<<<<

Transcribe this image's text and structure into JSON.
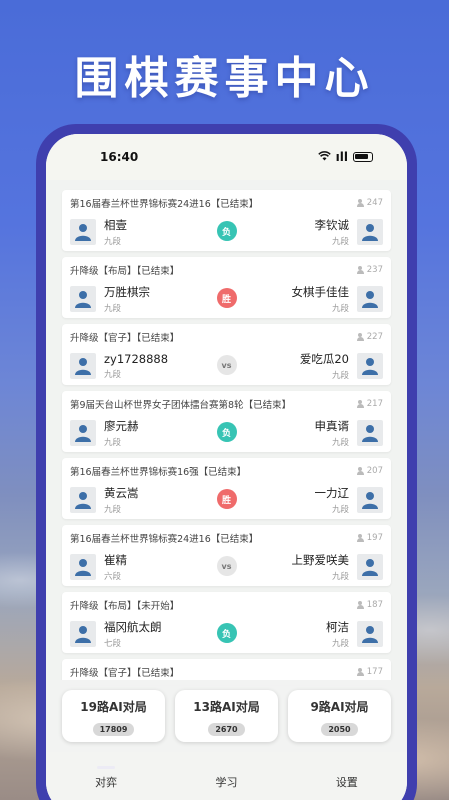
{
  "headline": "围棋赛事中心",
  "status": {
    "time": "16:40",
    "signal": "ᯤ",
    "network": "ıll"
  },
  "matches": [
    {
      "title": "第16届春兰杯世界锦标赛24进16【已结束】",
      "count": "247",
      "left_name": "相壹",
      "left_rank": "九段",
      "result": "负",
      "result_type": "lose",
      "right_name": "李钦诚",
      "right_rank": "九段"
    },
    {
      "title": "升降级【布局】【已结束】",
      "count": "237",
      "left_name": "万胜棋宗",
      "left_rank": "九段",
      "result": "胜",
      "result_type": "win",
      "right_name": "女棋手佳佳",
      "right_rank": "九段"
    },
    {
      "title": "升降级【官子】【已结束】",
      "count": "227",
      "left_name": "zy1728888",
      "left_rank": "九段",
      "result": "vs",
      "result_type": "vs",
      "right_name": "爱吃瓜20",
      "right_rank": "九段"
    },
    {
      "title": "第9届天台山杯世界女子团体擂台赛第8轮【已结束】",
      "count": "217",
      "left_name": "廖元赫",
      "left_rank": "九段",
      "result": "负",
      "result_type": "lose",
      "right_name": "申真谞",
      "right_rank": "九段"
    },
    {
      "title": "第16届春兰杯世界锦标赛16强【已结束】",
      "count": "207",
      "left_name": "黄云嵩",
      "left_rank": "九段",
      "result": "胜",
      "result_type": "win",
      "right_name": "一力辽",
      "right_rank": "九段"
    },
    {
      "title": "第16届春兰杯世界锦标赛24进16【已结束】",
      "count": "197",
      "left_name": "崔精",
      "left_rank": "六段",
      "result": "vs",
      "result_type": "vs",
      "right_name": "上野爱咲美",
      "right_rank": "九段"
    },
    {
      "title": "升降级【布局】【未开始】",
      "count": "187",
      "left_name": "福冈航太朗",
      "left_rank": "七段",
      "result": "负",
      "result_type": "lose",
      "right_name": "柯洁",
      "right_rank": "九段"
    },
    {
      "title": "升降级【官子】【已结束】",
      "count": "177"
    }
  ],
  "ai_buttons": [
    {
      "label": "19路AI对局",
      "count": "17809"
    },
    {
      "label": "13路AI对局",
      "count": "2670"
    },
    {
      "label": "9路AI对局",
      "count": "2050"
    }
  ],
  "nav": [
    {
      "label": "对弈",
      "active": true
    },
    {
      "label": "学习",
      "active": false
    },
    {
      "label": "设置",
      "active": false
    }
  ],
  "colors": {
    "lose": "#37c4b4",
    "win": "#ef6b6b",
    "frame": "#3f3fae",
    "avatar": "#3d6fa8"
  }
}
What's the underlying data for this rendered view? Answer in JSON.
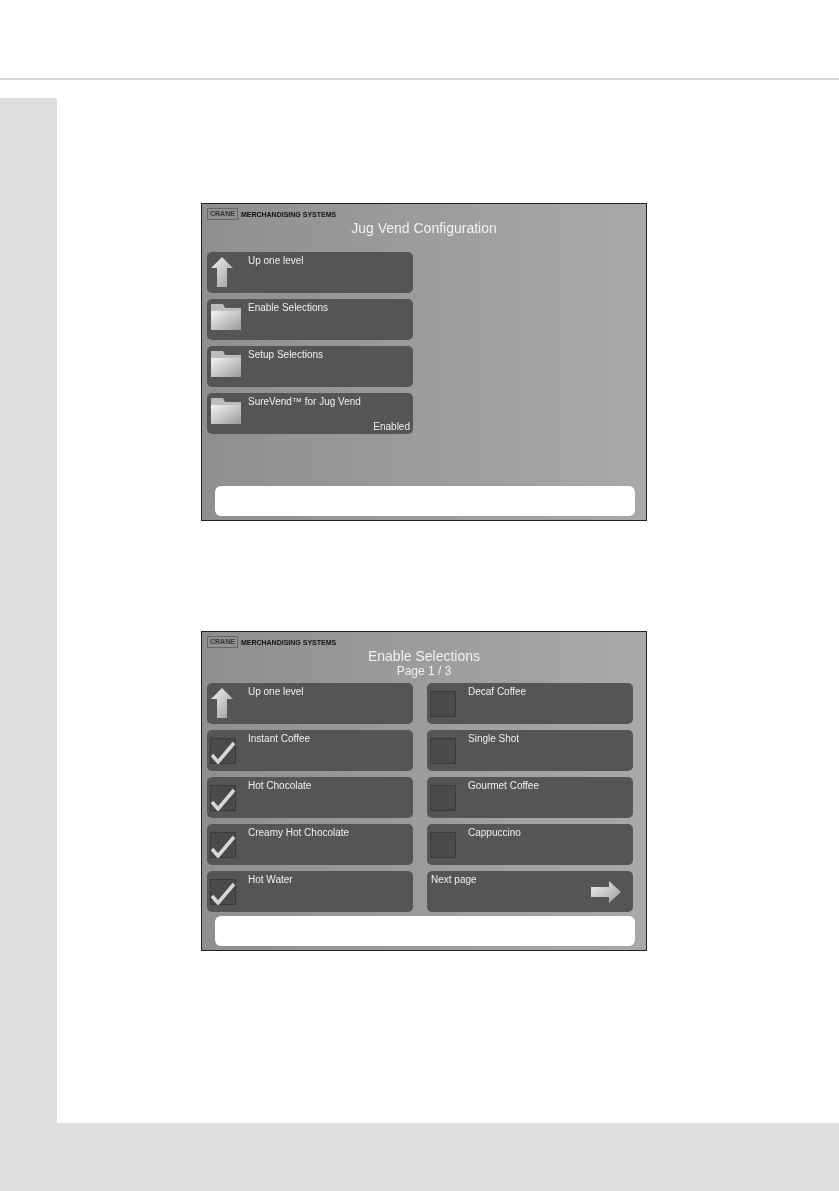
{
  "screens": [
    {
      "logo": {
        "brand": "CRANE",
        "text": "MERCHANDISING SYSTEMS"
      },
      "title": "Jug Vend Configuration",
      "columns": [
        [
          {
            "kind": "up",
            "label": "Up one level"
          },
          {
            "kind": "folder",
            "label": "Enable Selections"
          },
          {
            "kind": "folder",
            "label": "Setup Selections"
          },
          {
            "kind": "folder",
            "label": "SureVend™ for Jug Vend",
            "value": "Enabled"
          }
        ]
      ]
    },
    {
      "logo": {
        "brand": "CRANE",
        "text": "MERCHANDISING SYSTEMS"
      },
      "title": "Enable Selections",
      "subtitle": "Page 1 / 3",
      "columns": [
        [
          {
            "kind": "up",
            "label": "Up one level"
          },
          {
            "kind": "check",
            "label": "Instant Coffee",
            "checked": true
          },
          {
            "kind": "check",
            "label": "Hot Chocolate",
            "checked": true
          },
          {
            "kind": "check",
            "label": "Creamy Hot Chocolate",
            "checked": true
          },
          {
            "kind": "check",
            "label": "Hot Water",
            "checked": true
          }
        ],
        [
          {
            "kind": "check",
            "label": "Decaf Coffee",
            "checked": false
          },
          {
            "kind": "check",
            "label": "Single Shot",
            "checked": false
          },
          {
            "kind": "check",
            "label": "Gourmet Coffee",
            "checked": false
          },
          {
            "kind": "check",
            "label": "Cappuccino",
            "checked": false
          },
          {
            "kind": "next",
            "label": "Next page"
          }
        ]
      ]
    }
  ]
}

>>>>

DIRECTIVE -
Whenever "count" turns up in a line, pick that line out.

SOLUTION TO THE PROBLEM -
      "count": "247",
      "count": "237",
      "count": "227",
      "count": "217",
      "count": "207",
      "count": "197",
      "count": "187",
      "count": "177"
      "count": "17809"
      "count": "2670"
      "count": "2050"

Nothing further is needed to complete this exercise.